Set down every entry again word for word, please, but skip the pictures.

* Stored data:
(begin)

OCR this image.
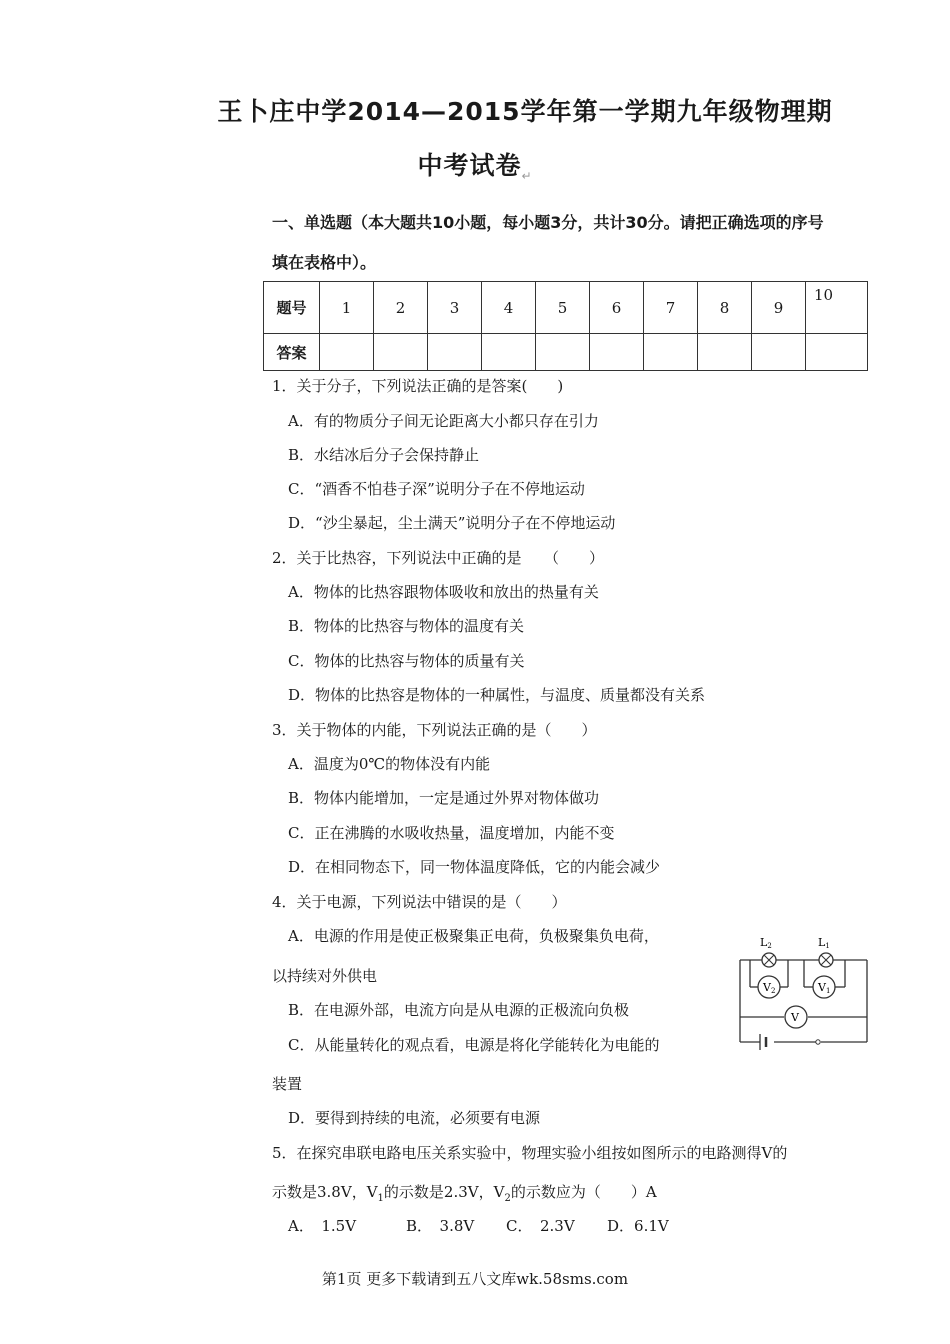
王卜庄中学2014—2015学年第一学期九年级物理期
中考试卷$_↵$
一、单选题（本大题共10小题，每小题3分，共计30分。请把正确选项的序号
填在表格中）。
题号	1	2	3	4	5	6	7	8	9	10
答案										
1．关于分子，下列说法正确的是答案(　　)
A．有的物质分子间无论距离大小都只存在引力
B．水结冰后分子会保持静止
C．“酒香不怕巷子深”说明分子在不停地运动
D．“沙尘暴起，尘土满天”说明分子在不停地运动
2．关于比热容，下列说法中正确的是　　（　　）
A．物体的比热容跟物体吸收和放出的热量有关
B．物体的比热容与物体的温度有关
C．物体的比热容与物体的质量有关
D．物体的比热容是物体的一种属性，与温度、质量都没有关系
3．关于物体的内能，下列说法正确的是（　　）
A．温度为0℃的物体没有内能
B．物体内能增加，一定是通过外界对物体做功
C．正在沸腾的水吸收热量，温度增加，内能不变
D．在相同物态下，同一物体温度降低，它的内能会减少
4．关于电源，下列说法中错误的是（　　）
A．电源的作用是使正极聚集正电荷，负极聚集负电荷，
以持续对外供电
B．在电源外部，电流方向是从电源的正极流向负极
C．从能量转化的观点看，电源是将化学能转化为电能的
装置
D．要得到持续的电流，必须要有电源
L2	L1
V2	V1
V
5．在探究串联电路电压关系实验中，物理实验小组按如图所示的电路测得V的
示数是3.8V，$V_1$的示数是2.3V，$V_2$的示数应为（　　）A
A．　1.5V	B．　3.8V C．　2.3V D．6.1V
第1页 更多下载请到五八文库wk.58sms.com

(end)

* Written response:
OCR this image.
王卜庄中学2014—2015学年第一学期九年级物理期
中考试卷$_↵$
一、单选题（本大题共10小题，每小题3分，共计30分。请把正确选项的序号
填在表格中）。
题号	1	2	3	4	5	6	7	8	9	10
答案										
1．关于分子，下列说法正确的是答案(　　)
A．有的物质分子间无论距离大小都只存在引力
B．水结冰后分子会保持静止
C．“酒香不怕巷子深”说明分子在不停地运动
D．“沙尘暴起，尘土满天”说明分子在不停地运动
2．关于比热容，下列说法中正确的是　　（　　）
A．物体的比热容跟物体吸收和放出的热量有关
B．物体的比热容与物体的温度有关
C．物体的比热容与物体的质量有关
D．物体的比热容是物体的一种属性，与温度、质量都没有关系
3．关于物体的内能，下列说法正确的是（　　）
A．温度为0℃的物体没有内能
B．物体内能增加，一定是通过外界对物体做功
C．正在沸腾的水吸收热量，温度增加，内能不变
D．在相同物态下，同一物体温度降低，它的内能会减少
4．关于电源，下列说法中错误的是（　　）
A．电源的作用是使正极聚集正电荷，负极聚集负电荷，
以持续对外供电
B．在电源外部，电流方向是从电源的正极流向负极
C．从能量转化的观点看，电源是将化学能转化为电能的
装置
D．要得到持续的电流，必须要有电源
L2	L1
V2	V1
V
5．在探究串联电路电压关系实验中，物理实验小组按如图所示的电路测得V的
示数是3.8V，$V_1$的示数是2.3V，$V_2$的示数应为（　　）A
A．　1.5V	B．　3.8V C．　2.3V D．6.1V
第1页 更多下载请到五八文库wk.58sms.com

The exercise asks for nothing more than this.